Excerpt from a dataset
--
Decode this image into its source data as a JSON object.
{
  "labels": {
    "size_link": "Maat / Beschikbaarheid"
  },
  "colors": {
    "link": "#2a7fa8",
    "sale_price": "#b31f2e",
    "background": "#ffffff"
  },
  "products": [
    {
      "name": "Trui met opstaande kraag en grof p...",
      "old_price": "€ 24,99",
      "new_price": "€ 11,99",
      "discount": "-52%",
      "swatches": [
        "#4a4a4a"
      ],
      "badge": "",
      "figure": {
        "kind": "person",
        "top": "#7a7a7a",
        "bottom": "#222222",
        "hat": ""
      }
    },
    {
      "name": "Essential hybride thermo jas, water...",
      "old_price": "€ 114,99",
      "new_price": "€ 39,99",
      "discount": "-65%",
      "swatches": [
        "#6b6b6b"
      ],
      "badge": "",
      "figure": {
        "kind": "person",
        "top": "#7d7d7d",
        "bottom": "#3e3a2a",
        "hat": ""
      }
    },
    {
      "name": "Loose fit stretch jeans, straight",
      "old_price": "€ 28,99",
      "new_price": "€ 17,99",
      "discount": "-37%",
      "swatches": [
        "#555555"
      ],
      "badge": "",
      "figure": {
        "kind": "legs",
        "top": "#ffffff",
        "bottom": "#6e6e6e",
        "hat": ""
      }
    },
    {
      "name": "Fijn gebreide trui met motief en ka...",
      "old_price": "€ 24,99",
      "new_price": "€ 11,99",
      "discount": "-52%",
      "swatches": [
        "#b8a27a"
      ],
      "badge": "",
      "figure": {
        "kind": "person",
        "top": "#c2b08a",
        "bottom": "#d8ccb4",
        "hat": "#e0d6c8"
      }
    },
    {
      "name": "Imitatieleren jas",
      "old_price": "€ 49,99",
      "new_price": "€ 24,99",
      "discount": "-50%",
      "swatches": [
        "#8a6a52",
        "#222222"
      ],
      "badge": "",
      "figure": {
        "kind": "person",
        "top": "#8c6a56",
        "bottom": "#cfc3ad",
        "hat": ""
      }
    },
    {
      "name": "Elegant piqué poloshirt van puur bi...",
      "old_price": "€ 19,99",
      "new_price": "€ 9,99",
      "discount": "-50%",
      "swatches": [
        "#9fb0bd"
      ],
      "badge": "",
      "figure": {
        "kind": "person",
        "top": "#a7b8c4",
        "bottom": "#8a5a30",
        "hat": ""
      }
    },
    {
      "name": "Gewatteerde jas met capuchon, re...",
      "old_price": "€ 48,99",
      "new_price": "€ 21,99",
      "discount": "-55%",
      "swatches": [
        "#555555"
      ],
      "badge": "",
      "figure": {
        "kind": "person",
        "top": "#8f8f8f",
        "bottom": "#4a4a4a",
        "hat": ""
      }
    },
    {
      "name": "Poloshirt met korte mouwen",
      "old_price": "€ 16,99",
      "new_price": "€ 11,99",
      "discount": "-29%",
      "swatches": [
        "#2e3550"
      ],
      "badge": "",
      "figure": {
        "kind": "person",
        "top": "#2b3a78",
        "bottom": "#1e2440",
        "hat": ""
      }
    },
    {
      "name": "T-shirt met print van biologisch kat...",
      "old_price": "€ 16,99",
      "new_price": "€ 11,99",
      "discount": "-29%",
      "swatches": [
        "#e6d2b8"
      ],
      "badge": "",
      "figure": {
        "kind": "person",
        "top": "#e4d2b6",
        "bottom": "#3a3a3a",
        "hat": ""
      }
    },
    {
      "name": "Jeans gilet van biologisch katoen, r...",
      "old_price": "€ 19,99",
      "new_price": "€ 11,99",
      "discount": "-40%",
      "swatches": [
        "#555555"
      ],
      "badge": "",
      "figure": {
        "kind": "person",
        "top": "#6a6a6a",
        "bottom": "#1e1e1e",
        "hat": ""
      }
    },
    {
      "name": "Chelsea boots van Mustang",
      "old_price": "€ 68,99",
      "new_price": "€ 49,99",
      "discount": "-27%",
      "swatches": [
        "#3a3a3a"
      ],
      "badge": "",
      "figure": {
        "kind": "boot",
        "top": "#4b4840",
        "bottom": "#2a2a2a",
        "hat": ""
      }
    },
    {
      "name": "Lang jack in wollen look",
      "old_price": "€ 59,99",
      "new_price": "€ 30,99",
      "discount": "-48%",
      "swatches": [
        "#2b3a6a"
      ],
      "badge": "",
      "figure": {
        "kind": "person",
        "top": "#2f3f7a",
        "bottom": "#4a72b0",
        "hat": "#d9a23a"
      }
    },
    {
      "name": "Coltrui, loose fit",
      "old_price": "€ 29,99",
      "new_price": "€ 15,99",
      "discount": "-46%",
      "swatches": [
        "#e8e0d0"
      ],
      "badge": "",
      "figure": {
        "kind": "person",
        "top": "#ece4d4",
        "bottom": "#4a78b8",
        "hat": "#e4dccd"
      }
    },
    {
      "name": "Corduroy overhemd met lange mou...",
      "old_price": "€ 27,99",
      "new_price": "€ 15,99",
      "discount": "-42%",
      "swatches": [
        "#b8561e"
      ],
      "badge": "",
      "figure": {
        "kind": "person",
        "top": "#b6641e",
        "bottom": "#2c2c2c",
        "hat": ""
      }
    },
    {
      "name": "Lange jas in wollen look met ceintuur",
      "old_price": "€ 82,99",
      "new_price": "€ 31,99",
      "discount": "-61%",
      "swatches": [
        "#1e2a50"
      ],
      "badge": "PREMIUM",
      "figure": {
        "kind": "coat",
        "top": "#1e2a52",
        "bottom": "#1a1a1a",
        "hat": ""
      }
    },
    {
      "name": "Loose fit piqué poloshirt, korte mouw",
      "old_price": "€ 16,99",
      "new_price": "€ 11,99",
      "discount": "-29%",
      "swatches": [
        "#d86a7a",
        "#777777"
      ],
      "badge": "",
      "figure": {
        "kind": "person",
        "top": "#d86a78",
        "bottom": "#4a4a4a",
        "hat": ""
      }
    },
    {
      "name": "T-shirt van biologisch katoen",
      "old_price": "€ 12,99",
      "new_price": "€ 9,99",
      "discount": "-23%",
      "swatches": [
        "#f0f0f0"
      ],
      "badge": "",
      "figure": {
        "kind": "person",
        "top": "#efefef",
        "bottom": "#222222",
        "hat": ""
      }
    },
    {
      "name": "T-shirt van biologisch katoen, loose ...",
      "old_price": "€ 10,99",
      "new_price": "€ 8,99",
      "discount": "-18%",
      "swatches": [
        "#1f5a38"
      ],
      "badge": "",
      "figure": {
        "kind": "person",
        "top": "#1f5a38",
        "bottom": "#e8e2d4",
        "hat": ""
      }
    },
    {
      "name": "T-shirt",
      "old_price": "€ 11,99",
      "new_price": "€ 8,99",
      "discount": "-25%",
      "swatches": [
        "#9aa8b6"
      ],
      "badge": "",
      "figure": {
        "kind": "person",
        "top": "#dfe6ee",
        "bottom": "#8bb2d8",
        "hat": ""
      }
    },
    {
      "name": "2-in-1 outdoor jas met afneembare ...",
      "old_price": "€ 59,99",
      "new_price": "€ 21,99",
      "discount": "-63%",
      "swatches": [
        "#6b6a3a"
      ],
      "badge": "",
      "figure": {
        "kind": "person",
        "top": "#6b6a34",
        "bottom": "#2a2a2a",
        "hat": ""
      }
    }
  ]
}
--
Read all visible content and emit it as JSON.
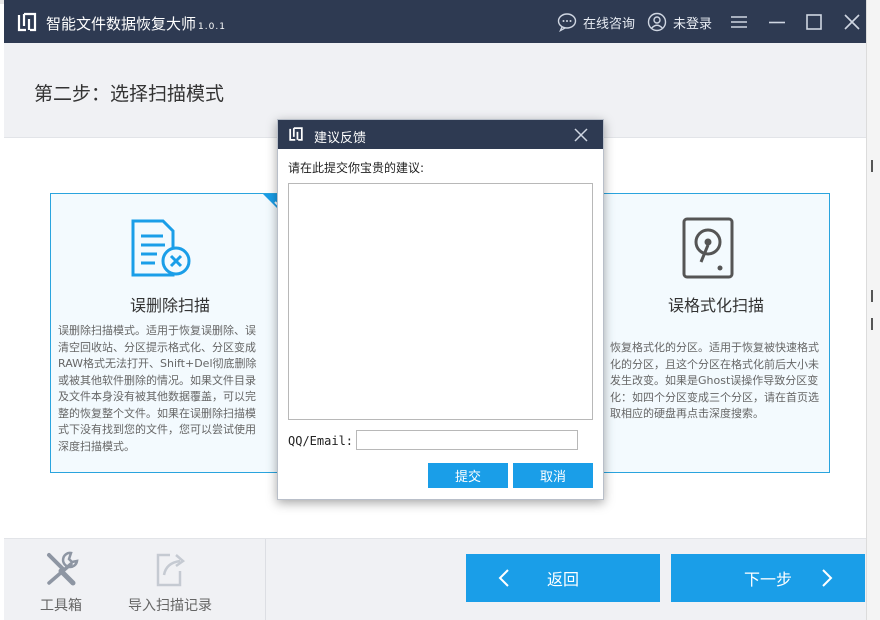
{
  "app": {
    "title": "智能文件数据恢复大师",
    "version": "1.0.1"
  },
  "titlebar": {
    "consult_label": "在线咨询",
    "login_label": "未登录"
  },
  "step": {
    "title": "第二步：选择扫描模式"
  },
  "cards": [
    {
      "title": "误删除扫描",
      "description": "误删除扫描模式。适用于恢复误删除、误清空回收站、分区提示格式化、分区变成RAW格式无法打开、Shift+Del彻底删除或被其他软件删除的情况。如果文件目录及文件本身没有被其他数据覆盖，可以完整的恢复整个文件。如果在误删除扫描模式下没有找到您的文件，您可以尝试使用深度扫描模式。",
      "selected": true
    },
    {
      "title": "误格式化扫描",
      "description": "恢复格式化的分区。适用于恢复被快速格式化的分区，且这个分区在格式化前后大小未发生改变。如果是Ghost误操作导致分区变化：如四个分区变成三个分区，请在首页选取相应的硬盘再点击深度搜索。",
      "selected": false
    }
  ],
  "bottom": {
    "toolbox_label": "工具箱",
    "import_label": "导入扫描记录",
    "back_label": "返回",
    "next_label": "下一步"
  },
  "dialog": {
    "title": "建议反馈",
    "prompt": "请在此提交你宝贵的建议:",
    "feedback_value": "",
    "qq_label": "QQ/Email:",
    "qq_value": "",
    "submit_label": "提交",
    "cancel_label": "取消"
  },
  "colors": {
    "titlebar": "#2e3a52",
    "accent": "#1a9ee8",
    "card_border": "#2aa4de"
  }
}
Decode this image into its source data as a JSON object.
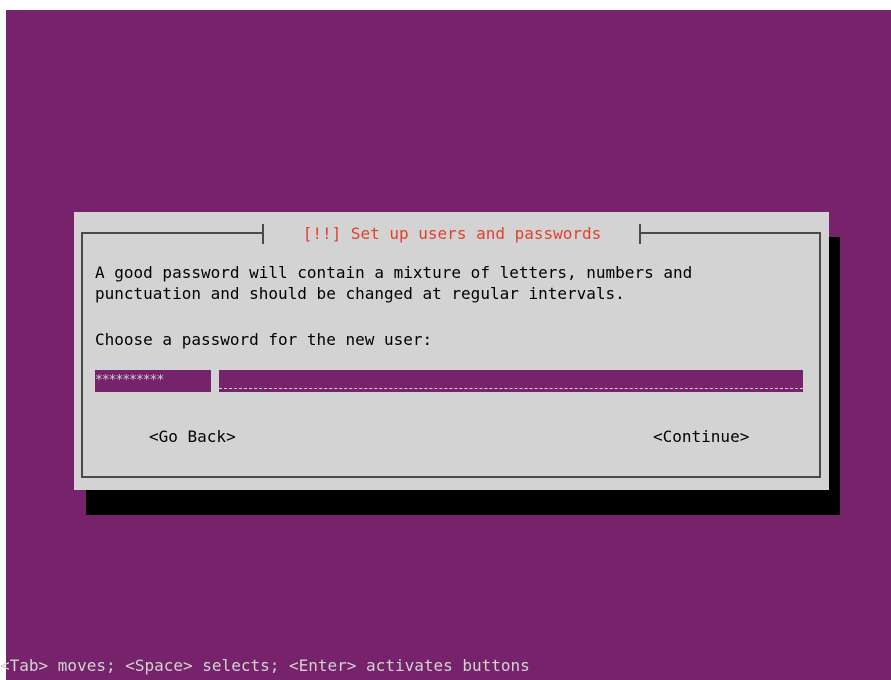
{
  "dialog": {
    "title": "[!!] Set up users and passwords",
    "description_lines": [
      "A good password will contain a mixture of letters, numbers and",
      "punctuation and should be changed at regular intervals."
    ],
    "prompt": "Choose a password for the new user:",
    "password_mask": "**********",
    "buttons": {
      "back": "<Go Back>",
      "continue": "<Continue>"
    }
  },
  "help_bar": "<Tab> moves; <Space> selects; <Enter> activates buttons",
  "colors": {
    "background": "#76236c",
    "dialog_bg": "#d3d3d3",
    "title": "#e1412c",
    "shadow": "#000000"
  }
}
--
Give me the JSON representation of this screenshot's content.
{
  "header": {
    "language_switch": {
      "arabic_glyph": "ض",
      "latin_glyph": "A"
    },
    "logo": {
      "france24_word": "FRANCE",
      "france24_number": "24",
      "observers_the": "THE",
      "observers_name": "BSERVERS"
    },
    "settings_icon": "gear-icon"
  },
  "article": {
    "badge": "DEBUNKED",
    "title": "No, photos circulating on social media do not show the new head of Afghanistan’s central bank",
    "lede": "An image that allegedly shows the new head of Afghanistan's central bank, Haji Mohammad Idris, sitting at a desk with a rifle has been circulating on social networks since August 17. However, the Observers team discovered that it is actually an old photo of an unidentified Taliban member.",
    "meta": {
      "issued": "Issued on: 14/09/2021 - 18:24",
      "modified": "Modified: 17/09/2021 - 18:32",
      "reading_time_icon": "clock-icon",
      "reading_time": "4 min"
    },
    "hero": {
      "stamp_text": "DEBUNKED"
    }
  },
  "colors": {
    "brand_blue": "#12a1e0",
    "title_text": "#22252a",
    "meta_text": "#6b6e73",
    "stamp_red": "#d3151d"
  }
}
--
Description of the task: From the entries above, copy out every line where the string "korte" appears.

Solution to the exercise:
      "name": "Poloshirt met korte mouwen",
      "name": "Loose fit piqué poloshirt, korte mouw",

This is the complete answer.